(Rows from a dataset)
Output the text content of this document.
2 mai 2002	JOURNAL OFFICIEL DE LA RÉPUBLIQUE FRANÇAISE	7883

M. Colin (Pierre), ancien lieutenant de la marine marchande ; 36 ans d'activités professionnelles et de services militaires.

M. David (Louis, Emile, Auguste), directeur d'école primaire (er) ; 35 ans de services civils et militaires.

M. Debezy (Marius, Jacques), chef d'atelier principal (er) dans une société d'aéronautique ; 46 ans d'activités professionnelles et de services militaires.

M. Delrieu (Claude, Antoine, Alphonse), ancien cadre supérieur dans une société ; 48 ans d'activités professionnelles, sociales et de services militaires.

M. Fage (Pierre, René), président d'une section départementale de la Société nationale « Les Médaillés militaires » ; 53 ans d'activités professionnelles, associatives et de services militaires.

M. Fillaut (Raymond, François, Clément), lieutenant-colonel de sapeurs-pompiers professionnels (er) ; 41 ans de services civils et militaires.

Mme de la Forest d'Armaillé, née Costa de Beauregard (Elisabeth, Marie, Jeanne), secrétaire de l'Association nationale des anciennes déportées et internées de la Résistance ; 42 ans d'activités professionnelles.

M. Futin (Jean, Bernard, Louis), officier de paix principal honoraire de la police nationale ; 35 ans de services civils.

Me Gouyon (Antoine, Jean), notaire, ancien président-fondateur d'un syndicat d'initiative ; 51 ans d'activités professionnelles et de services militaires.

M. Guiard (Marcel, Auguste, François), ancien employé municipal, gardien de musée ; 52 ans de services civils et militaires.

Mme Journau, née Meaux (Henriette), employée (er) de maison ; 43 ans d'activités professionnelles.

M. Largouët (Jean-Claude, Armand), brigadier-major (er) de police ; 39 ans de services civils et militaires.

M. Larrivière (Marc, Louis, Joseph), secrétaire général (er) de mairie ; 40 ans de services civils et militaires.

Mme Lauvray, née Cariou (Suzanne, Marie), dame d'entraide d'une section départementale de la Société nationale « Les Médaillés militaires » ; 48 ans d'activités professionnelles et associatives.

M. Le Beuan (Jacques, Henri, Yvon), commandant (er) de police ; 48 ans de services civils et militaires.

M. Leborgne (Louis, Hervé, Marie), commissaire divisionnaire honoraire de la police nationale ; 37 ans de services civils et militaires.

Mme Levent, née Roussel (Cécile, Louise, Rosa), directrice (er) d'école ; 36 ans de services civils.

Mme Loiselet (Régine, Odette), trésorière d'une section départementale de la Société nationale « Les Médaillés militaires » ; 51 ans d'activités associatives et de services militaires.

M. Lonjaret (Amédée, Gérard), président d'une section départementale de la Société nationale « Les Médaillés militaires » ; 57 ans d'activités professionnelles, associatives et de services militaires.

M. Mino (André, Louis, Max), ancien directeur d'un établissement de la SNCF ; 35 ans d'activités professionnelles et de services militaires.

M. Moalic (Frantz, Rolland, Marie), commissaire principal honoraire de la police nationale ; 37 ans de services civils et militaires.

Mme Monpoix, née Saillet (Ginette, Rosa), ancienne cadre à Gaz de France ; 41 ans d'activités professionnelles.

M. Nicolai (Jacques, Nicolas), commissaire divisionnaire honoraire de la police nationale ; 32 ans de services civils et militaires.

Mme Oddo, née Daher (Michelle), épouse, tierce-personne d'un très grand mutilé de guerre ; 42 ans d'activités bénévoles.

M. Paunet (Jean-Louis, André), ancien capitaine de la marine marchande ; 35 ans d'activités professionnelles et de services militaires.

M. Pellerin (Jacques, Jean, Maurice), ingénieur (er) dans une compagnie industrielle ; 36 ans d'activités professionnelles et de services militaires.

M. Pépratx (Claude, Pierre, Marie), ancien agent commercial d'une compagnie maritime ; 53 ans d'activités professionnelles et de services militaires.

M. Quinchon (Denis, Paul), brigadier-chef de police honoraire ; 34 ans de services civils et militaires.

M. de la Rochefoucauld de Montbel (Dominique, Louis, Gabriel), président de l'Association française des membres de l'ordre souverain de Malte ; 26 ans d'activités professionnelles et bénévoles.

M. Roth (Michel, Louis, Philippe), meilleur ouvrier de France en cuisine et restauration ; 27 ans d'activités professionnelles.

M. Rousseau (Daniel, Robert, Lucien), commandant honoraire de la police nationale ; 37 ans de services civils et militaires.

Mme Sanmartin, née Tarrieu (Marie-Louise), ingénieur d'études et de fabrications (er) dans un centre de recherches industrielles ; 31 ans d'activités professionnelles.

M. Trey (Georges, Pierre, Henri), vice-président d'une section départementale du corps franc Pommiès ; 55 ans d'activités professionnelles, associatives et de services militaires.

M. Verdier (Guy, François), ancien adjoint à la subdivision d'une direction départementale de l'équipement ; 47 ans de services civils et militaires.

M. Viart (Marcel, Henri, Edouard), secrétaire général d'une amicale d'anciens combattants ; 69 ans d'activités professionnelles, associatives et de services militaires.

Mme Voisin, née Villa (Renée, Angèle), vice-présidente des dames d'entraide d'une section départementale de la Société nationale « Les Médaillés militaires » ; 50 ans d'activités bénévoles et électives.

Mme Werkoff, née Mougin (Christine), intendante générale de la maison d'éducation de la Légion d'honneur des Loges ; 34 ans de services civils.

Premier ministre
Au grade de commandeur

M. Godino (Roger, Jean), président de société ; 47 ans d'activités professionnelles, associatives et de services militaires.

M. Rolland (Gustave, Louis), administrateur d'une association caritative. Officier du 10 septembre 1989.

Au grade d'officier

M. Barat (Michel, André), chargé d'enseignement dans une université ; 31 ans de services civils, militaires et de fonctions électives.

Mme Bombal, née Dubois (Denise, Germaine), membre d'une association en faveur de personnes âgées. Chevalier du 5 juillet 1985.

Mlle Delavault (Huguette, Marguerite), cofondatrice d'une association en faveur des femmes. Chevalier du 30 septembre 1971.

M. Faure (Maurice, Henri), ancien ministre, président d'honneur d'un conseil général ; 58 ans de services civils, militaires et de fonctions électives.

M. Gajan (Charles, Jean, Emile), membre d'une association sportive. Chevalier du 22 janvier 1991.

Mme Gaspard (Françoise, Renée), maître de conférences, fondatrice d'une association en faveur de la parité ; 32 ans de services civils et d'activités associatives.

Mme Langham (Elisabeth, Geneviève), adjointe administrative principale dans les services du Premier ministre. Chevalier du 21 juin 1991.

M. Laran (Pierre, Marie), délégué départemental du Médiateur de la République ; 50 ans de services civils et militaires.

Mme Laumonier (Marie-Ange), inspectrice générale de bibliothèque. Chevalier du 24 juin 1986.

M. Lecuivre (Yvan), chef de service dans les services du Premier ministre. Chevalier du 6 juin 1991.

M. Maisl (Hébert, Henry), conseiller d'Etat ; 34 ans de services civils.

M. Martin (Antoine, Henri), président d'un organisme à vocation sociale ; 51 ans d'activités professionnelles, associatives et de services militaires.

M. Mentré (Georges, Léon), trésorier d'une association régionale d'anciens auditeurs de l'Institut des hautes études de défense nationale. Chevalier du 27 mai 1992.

▶ WRITTEN EXERCISE
Copy each line of the data exactly, leaving nothing out.

▶ REPLY
Output the text content of this document.
2 mai 2002	JOURNAL OFFICIEL DE LA RÉPUBLIQUE FRANÇAISE	7883

M. Colin (Pierre), ancien lieutenant de la marine marchande ; 36 ans d'activités professionnelles et de services militaires.

M. David (Louis, Emile, Auguste), directeur d'école primaire (er) ; 35 ans de services civils et militaires.

M. Debezy (Marius, Jacques), chef d'atelier principal (er) dans une société d'aéronautique ; 46 ans d'activités professionnelles et de services militaires.

M. Delrieu (Claude, Antoine, Alphonse), ancien cadre supérieur dans une société ; 48 ans d'activités professionnelles, sociales et de services militaires.

M. Fage (Pierre, René), président d'une section départementale de la Société nationale « Les Médaillés militaires » ; 53 ans d'activités professionnelles, associatives et de services militaires.

M. Fillaut (Raymond, François, Clément), lieutenant-colonel de sapeurs-pompiers professionnels (er) ; 41 ans de services civils et militaires.

Mme de la Forest d'Armaillé, née Costa de Beauregard (Elisabeth, Marie, Jeanne), secrétaire de l'Association nationale des anciennes déportées et internées de la Résistance ; 42 ans d'activités professionnelles.

M. Futin (Jean, Bernard, Louis), officier de paix principal honoraire de la police nationale ; 35 ans de services civils.

Me Gouyon (Antoine, Jean), notaire, ancien président-fondateur d'un syndicat d'initiative ; 51 ans d'activités professionnelles et de services militaires.

M. Guiard (Marcel, Auguste, François), ancien employé municipal, gardien de musée ; 52 ans de services civils et militaires.

Mme Journau, née Meaux (Henriette), employée (er) de maison ; 43 ans d'activités professionnelles.

M. Largouët (Jean-Claude, Armand), brigadier-major (er) de police ; 39 ans de services civils et militaires.

M. Larrivière (Marc, Louis, Joseph), secrétaire général (er) de mairie ; 40 ans de services civils et militaires.

Mme Lauvray, née Cariou (Suzanne, Marie), dame d'entraide d'une section départementale de la Société nationale « Les Médaillés militaires » ; 48 ans d'activités professionnelles et associatives.

M. Le Beuan (Jacques, Henri, Yvon), commandant (er) de police ; 48 ans de services civils et militaires.

M. Leborgne (Louis, Hervé, Marie), commissaire divisionnaire honoraire de la police nationale ; 37 ans de services civils et militaires.

Mme Levent, née Roussel (Cécile, Louise, Rosa), directrice (er) d'école ; 36 ans de services civils.

Mme Loiselet (Régine, Odette), trésorière d'une section départementale de la Société nationale « Les Médaillés militaires » ; 51 ans d'activités associatives et de services militaires.

M. Lonjaret (Amédée, Gérard), président d'une section départementale de la Société nationale « Les Médaillés militaires » ; 57 ans d'activités professionnelles, associatives et de services militaires.

M. Mino (André, Louis, Max), ancien directeur d'un établissement de la SNCF ; 35 ans d'activités professionnelles et de services militaires.

M. Moalic (Frantz, Rolland, Marie), commissaire principal honoraire de la police nationale ; 37 ans de services civils et militaires.

Mme Monpoix, née Saillet (Ginette, Rosa), ancienne cadre à Gaz de France ; 41 ans d'activités professionnelles.

M. Nicolai (Jacques, Nicolas), commissaire divisionnaire honoraire de la police nationale ; 32 ans de services civils et militaires.

Mme Oddo, née Daher (Michelle), épouse, tierce-personne d'un très grand mutilé de guerre ; 42 ans d'activités bénévoles.

M. Paunet (Jean-Louis, André), ancien capitaine de la marine marchande ; 35 ans d'activités professionnelles et de services militaires.

M. Pellerin (Jacques, Jean, Maurice), ingénieur (er) dans une compagnie industrielle ; 36 ans d'activités professionnelles et de services militaires.

M. Pépratx (Claude, Pierre, Marie), ancien agent commercial d'une compagnie maritime ; 53 ans d'activités professionnelles et de services militaires.

M. Quinchon (Denis, Paul), brigadier-chef de police honoraire ; 34 ans de services civils et militaires.

M. de la Rochefoucauld de Montbel (Dominique, Louis, Gabriel), président de l'Association française des membres de l'ordre souverain de Malte ; 26 ans d'activités professionnelles et bénévoles.

M. Roth (Michel, Louis, Philippe), meilleur ouvrier de France en cuisine et restauration ; 27 ans d'activités professionnelles.

M. Rousseau (Daniel, Robert, Lucien), commandant honoraire de la police nationale ; 37 ans de services civils et militaires.

Mme Sanmartin, née Tarrieu (Marie-Louise), ingénieur d'études et de fabrications (er) dans un centre de recherches industrielles ; 31 ans d'activités professionnelles.

M. Trey (Georges, Pierre, Henri), vice-président d'une section départementale du corps franc Pommiès ; 55 ans d'activités professionnelles, associatives et de services militaires.

M. Verdier (Guy, François), ancien adjoint à la subdivision d'une direction départementale de l'équipement ; 47 ans de services civils et militaires.

M. Viart (Marcel, Henri, Edouard), secrétaire général d'une amicale d'anciens combattants ; 69 ans d'activités professionnelles, associatives et de services militaires.

Mme Voisin, née Villa (Renée, Angèle), vice-présidente des dames d'entraide d'une section départementale de la Société nationale « Les Médaillés militaires » ; 50 ans d'activités bénévoles et électives.

Mme Werkoff, née Mougin (Christine), intendante générale de la maison d'éducation de la Légion d'honneur des Loges ; 34 ans de services civils.

Premier ministre
Au grade de commandeur

M. Godino (Roger, Jean), président de société ; 47 ans d'activités professionnelles, associatives et de services militaires.

M. Rolland (Gustave, Louis), administrateur d'une association caritative. Officier du 10 septembre 1989.

Au grade d'officier

M. Barat (Michel, André), chargé d'enseignement dans une université ; 31 ans de services civils, militaires et de fonctions électives.

Mme Bombal, née Dubois (Denise, Germaine), membre d'une association en faveur de personnes âgées. Chevalier du 5 juillet 1985.

Mlle Delavault (Huguette, Marguerite), cofondatrice d'une association en faveur des femmes. Chevalier du 30 septembre 1971.

M. Faure (Maurice, Henri), ancien ministre, président d'honneur d'un conseil général ; 58 ans de services civils, militaires et de fonctions électives.

M. Gajan (Charles, Jean, Emile), membre d'une association sportive. Chevalier du 22 janvier 1991.

Mme Gaspard (Françoise, Renée), maître de conférences, fondatrice d'une association en faveur de la parité ; 32 ans de services civils et d'activités associatives.

Mme Langham (Elisabeth, Geneviève), adjointe administrative principale dans les services du Premier ministre. Chevalier du 21 juin 1991.

M. Laran (Pierre, Marie), délégué départemental du Médiateur de la République ; 50 ans de services civils et militaires.

Mme Laumonier (Marie-Ange), inspectrice générale de bibliothèque. Chevalier du 24 juin 1986.

M. Lecuivre (Yvan), chef de service dans les services du Premier ministre. Chevalier du 6 juin 1991.

M. Maisl (Hébert, Henry), conseiller d'Etat ; 34 ans de services civils.

M. Martin (Antoine, Henri), président d'un organisme à vocation sociale ; 51 ans d'activités professionnelles, associatives et de services militaires.

M. Mentré (Georges, Léon), trésorier d'une association régionale d'anciens auditeurs de l'Institut des hautes études de défense nationale. Chevalier du 27 mai 1992.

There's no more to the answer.